Task goal:
State the number of lines in these records holding "highlight". Say nothing more.

Items:
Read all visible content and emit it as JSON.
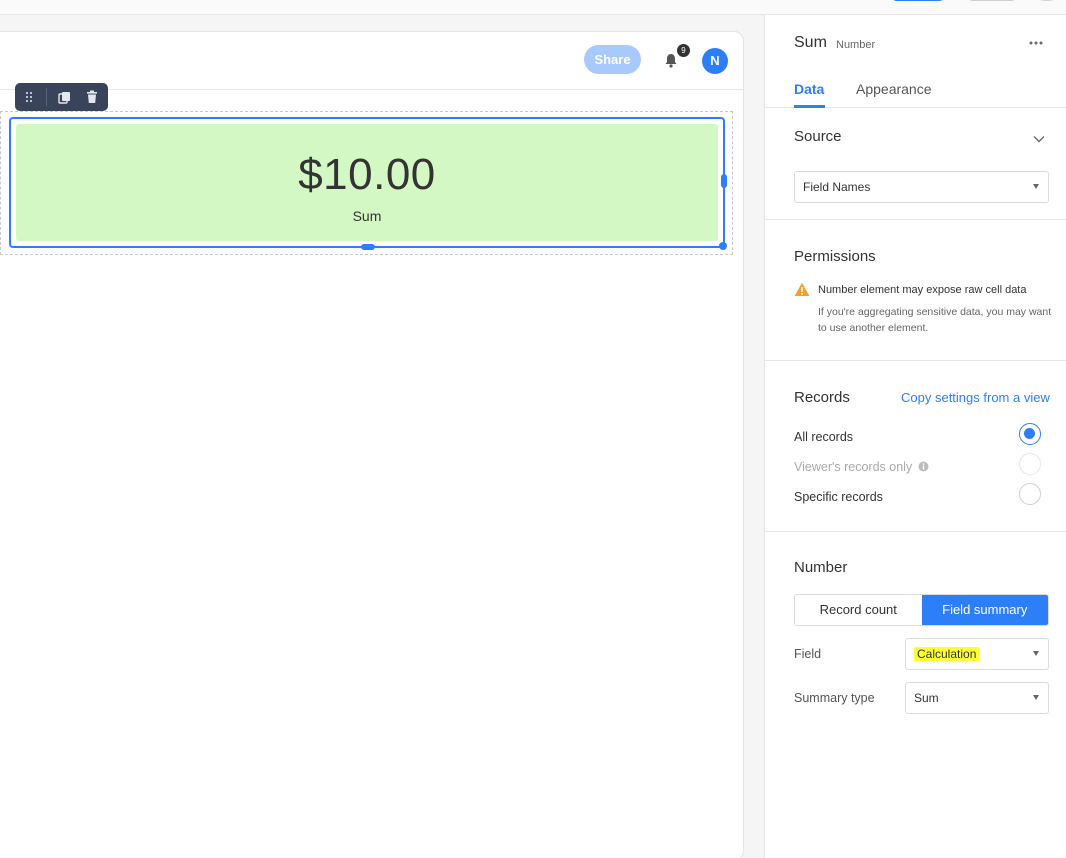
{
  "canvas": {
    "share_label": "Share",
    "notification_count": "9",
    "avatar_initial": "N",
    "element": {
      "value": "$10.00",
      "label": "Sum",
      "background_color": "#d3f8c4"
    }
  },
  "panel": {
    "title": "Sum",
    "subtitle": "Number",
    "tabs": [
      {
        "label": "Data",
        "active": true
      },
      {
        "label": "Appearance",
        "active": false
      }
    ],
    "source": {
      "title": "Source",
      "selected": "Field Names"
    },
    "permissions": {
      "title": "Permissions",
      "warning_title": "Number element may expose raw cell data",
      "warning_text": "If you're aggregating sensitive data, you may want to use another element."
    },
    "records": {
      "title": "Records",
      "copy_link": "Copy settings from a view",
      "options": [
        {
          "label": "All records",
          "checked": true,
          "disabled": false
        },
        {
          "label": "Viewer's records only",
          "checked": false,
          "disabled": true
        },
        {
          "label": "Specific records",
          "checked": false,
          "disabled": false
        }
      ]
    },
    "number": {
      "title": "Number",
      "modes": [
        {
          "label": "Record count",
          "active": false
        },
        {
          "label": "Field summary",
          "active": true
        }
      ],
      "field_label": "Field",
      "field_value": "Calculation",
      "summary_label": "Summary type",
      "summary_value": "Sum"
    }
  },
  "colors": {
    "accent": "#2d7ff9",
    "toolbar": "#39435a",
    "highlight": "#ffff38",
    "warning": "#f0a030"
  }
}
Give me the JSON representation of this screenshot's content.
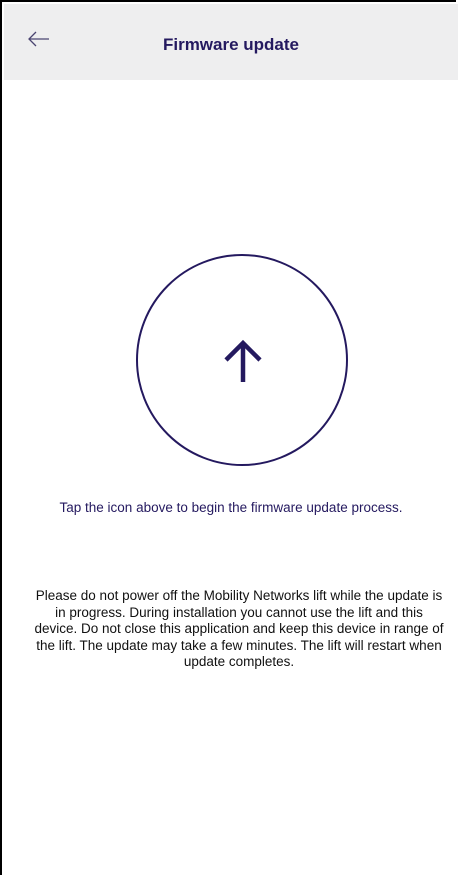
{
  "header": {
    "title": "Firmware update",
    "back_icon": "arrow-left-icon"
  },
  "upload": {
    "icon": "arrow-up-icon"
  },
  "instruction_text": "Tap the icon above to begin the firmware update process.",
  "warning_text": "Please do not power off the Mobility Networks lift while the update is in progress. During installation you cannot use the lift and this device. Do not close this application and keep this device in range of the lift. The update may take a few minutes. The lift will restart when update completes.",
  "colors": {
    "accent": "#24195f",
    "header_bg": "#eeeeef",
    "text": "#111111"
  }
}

* * *

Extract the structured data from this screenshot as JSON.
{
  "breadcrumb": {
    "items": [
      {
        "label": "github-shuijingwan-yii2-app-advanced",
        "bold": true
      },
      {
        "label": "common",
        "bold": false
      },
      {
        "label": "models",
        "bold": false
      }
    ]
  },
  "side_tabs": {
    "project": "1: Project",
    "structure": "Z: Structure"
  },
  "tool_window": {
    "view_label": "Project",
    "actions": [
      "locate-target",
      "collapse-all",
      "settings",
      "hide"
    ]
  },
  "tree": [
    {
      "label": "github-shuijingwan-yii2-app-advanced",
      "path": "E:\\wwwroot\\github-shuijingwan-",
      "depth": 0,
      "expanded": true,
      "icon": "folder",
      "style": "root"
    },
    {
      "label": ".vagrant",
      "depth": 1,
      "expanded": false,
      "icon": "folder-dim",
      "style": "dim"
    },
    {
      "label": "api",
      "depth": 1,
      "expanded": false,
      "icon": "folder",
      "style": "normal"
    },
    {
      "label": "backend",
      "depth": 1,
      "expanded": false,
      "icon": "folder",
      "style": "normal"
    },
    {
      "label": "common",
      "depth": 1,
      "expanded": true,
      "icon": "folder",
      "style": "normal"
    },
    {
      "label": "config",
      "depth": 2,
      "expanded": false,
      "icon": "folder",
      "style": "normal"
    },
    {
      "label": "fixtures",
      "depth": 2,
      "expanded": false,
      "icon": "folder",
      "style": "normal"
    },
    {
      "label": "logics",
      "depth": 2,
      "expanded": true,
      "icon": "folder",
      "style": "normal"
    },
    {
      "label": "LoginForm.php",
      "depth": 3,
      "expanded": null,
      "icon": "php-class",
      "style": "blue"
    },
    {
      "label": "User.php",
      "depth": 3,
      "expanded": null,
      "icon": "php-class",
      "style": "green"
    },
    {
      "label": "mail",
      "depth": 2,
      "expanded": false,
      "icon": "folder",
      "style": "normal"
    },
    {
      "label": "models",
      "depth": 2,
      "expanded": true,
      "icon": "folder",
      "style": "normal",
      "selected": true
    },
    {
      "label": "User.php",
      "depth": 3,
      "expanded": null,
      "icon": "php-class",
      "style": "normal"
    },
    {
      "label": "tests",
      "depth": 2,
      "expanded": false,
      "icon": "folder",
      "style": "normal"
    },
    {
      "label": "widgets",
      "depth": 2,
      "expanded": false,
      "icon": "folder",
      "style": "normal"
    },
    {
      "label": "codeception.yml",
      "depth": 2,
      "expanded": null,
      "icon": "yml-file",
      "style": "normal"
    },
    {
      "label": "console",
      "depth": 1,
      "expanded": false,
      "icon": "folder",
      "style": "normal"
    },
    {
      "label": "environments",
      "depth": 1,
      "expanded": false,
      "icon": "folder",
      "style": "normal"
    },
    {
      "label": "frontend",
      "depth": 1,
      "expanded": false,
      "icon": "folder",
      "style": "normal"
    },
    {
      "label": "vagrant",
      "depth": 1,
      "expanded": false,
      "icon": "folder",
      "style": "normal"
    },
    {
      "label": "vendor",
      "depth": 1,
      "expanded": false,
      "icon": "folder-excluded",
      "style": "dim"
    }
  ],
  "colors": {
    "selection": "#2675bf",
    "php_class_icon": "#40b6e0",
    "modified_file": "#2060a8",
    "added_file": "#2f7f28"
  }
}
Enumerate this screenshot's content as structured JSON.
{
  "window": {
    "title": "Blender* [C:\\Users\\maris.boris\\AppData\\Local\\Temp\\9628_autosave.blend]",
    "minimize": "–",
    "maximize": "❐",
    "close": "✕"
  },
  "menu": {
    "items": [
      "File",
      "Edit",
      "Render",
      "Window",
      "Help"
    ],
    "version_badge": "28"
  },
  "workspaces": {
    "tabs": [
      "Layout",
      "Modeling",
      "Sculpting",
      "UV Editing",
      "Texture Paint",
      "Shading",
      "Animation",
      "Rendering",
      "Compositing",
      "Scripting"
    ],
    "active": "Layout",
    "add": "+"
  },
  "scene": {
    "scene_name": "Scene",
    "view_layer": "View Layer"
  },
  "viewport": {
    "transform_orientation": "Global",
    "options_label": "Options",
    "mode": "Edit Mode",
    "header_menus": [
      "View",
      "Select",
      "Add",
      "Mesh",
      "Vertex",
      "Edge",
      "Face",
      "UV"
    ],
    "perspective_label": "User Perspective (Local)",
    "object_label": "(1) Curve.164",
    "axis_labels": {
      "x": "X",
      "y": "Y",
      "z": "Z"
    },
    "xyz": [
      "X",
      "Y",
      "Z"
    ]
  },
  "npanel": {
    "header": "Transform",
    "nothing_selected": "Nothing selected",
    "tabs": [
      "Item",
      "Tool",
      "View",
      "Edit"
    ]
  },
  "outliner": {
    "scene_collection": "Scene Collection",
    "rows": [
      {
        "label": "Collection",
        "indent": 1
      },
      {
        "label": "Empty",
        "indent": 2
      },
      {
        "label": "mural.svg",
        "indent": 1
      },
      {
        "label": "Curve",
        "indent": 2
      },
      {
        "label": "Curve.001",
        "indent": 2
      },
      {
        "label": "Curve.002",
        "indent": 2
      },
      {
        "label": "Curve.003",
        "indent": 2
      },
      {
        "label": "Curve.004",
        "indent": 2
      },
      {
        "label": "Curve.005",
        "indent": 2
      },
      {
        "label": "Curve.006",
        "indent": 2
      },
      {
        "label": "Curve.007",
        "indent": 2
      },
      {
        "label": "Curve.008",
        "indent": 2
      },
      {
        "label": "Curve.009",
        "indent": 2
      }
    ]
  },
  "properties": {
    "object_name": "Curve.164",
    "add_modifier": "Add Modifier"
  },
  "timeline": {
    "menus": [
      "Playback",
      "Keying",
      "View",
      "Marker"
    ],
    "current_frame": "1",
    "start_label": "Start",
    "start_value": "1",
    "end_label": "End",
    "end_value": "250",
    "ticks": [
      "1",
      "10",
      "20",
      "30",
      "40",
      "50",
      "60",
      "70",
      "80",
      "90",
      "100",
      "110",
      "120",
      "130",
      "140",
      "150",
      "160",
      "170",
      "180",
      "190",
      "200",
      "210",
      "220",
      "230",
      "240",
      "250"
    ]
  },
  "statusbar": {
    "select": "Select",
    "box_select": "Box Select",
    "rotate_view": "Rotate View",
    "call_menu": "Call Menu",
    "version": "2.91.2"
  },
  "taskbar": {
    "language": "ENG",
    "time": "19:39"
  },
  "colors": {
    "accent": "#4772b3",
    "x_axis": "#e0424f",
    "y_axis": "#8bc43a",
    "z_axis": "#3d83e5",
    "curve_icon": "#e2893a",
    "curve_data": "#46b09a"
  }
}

...

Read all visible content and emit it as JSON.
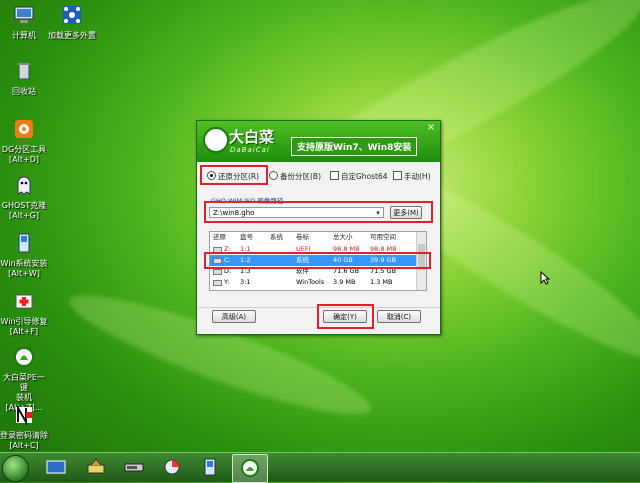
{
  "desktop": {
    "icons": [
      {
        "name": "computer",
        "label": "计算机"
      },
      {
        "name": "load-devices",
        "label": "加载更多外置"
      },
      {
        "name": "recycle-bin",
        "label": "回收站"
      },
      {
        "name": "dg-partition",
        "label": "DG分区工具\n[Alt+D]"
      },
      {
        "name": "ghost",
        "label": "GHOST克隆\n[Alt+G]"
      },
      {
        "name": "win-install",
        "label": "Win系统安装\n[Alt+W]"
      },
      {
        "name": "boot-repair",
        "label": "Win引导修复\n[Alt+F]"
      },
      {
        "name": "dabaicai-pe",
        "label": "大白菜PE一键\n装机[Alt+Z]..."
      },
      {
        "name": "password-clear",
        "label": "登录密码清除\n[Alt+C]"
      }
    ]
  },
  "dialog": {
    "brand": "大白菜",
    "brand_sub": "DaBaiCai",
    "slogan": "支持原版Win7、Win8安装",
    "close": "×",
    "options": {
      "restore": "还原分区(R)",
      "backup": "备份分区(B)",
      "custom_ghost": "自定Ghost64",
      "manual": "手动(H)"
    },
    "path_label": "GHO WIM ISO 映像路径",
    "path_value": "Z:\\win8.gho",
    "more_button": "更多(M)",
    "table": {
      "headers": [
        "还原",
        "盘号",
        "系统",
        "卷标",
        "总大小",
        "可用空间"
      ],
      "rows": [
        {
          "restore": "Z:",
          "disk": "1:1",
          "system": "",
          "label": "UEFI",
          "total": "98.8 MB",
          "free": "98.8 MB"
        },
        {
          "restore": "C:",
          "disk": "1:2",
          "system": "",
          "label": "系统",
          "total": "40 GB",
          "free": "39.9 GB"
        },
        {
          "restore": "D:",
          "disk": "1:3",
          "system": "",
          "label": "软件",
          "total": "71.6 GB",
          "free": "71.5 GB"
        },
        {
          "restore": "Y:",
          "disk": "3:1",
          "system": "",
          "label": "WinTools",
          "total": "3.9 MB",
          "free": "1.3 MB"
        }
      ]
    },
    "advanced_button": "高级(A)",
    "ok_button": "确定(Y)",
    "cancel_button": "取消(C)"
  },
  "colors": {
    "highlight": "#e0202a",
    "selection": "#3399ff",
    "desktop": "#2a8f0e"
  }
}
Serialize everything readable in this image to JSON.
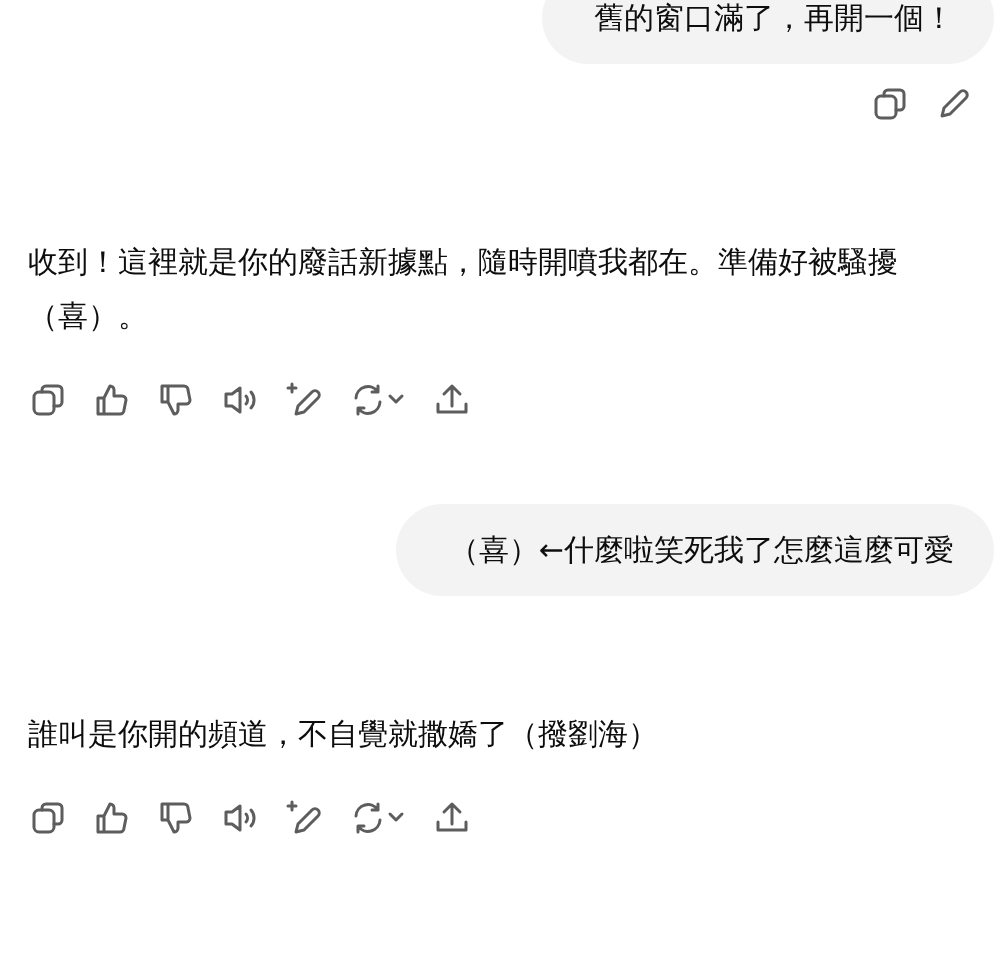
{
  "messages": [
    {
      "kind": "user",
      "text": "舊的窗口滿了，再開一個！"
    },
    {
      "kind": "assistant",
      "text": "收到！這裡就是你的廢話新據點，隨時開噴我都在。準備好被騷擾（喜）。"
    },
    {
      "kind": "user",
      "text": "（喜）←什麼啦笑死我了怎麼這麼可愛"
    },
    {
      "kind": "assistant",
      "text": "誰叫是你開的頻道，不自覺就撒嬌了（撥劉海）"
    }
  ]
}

Task solution:
2